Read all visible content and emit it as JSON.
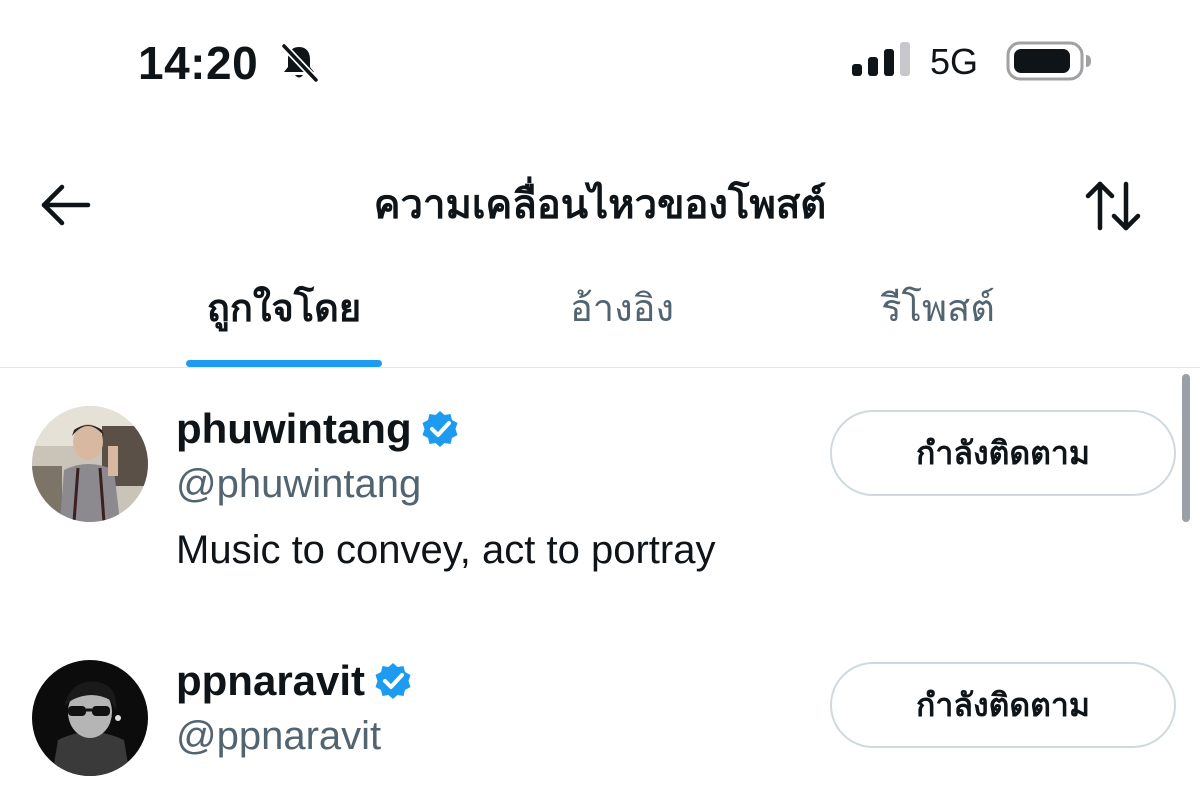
{
  "status_bar": {
    "time": "14:20",
    "network": "5G",
    "icons": [
      "bell-off-icon",
      "signal-icon",
      "battery-icon"
    ]
  },
  "header": {
    "title": "ความเคลื่อนไหวของโพสต์",
    "back_icon": "arrow-left-icon",
    "sort_icon": "sort-arrows-icon"
  },
  "tabs": [
    {
      "label": "ถูกใจโดย",
      "active": true
    },
    {
      "label": "อ้างอิง",
      "active": false
    },
    {
      "label": "รีโพสต์",
      "active": false
    }
  ],
  "colors": {
    "accent": "#1d9bf0",
    "text": "#0f1419",
    "secondary_text": "#536471",
    "border": "#cfd9de"
  },
  "users": [
    {
      "name": "phuwintang",
      "handle": "@phuwintang",
      "bio": "Music to convey, act to portray",
      "verified": true,
      "follow_label": "กำลังติดตาม"
    },
    {
      "name": "ppnaravit",
      "handle": "@ppnaravit",
      "bio": "",
      "verified": true,
      "follow_label": "กำลังติดตาม"
    }
  ]
}
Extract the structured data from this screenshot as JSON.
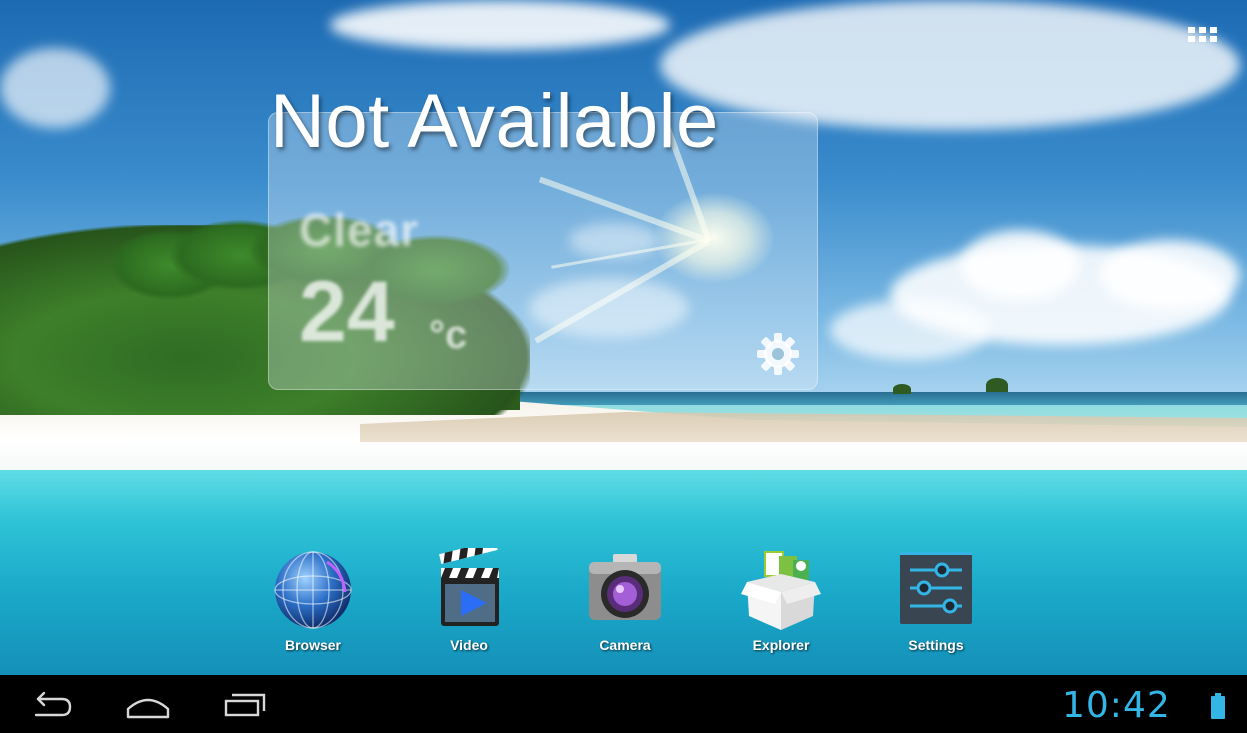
{
  "widget": {
    "headline": "Not Available",
    "condition": "Clear",
    "temperature": "24",
    "unit": "°c",
    "settings_icon": "gear-icon"
  },
  "dock": [
    {
      "label": "Browser",
      "icon": "globe-icon"
    },
    {
      "label": "Video",
      "icon": "clapperboard-icon"
    },
    {
      "label": "Camera",
      "icon": "camera-icon"
    },
    {
      "label": "Explorer",
      "icon": "box-icon"
    },
    {
      "label": "Settings",
      "icon": "sliders-icon"
    }
  ],
  "status_bar": {
    "time": "10:42",
    "battery_icon": "battery-icon",
    "accent_color": "#33b5e5"
  },
  "nav": {
    "back_icon": "back-arrow-icon",
    "home_icon": "home-icon",
    "recents_icon": "recent-apps-icon"
  },
  "all_apps_icon": "app-grid-icon"
}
==============================
| EXERCISE |
Reproduce word for word the lines running from the line with "Extract the structured" through the end of the data, both included, and nothing else; leave out the pictures.

| WRITTEN SOLUTION |
Extract the structured data from this screenshot as JSON.
{
  "widget": {
    "headline": "Not Available",
    "condition": "Clear",
    "temperature": "24",
    "unit": "°c",
    "settings_icon": "gear-icon"
  },
  "dock": [
    {
      "label": "Browser",
      "icon": "globe-icon"
    },
    {
      "label": "Video",
      "icon": "clapperboard-icon"
    },
    {
      "label": "Camera",
      "icon": "camera-icon"
    },
    {
      "label": "Explorer",
      "icon": "box-icon"
    },
    {
      "label": "Settings",
      "icon": "sliders-icon"
    }
  ],
  "status_bar": {
    "time": "10:42",
    "battery_icon": "battery-icon",
    "accent_color": "#33b5e5"
  },
  "nav": {
    "back_icon": "back-arrow-icon",
    "home_icon": "home-icon",
    "recents_icon": "recent-apps-icon"
  },
  "all_apps_icon": "app-grid-icon"
}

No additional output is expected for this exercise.